* JOB: Can you transcribe the data exactly? Leave the pictures out.

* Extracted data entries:
########

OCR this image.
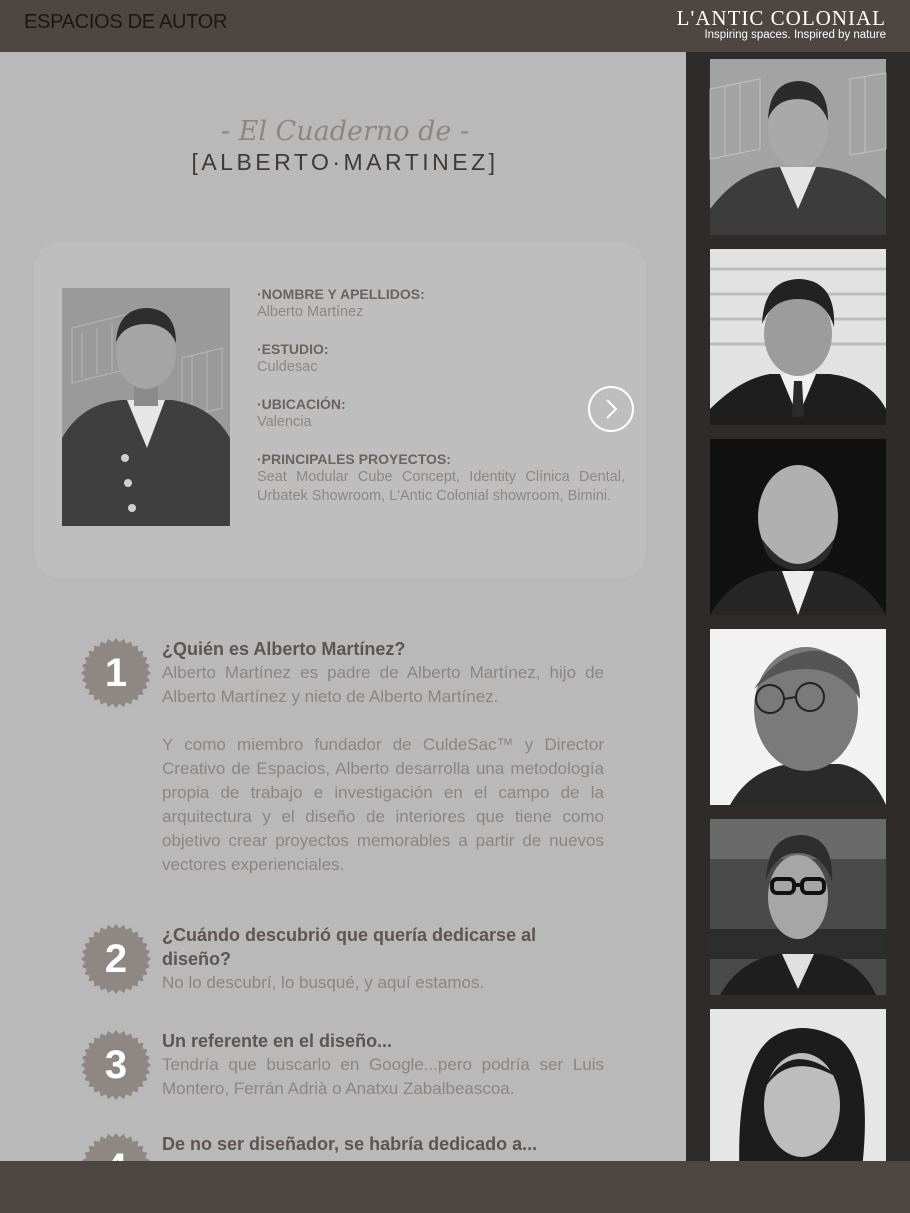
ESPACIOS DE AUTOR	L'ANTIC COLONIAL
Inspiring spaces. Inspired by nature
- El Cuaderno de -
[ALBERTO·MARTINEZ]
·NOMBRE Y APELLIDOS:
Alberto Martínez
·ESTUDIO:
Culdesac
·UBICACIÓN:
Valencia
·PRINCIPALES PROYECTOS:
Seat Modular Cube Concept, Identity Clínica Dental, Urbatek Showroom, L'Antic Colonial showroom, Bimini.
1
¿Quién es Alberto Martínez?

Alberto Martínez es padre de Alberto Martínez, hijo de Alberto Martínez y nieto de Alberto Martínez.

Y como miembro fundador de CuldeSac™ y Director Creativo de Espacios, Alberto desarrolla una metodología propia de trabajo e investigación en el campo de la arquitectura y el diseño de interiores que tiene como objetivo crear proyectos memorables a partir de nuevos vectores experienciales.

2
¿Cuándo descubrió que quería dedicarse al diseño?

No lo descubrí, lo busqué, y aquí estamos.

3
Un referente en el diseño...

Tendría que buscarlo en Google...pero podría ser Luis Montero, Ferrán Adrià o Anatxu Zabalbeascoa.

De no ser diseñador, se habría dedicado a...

########

* EXERCISE ANSWER:
OCR this image.
ESPACIOS DE AUTOR	L'ANTIC COLONIAL
Inspiring spaces. Inspired by nature
- El Cuaderno de -
[ALBERTO·MARTINEZ]
·NOMBRE Y APELLIDOS:
Alberto Martínez
·ESTUDIO:
Culdesac
·UBICACIÓN:
Valencia
·PRINCIPALES PROYECTOS:
Seat Modular Cube Concept, Identity Clínica Dental, Urbatek Showroom, L'Antic Colonial showroom, Bimini.
1
¿Quién es Alberto Martínez?

Alberto Martínez es padre de Alberto Martínez, hijo de Alberto Martínez y nieto de Alberto Martínez.

Y como miembro fundador de CuldeSac™ y Director Creativo de Espacios, Alberto desarrolla una metodología propia de trabajo e investigación en el campo de la arquitectura y el diseño de interiores que tiene como objetivo crear proyectos memorables a partir de nuevos vectores experienciales.

2
¿Cuándo descubrió que quería dedicarse al diseño?

No lo descubrí, lo busqué, y aquí estamos.

3
Un referente en el diseño...

Tendría que buscarlo en Google...pero podría ser Luis Montero, Ferrán Adrià o Anatxu Zabalbeascoa.

De no ser diseñador, se habría dedicado a...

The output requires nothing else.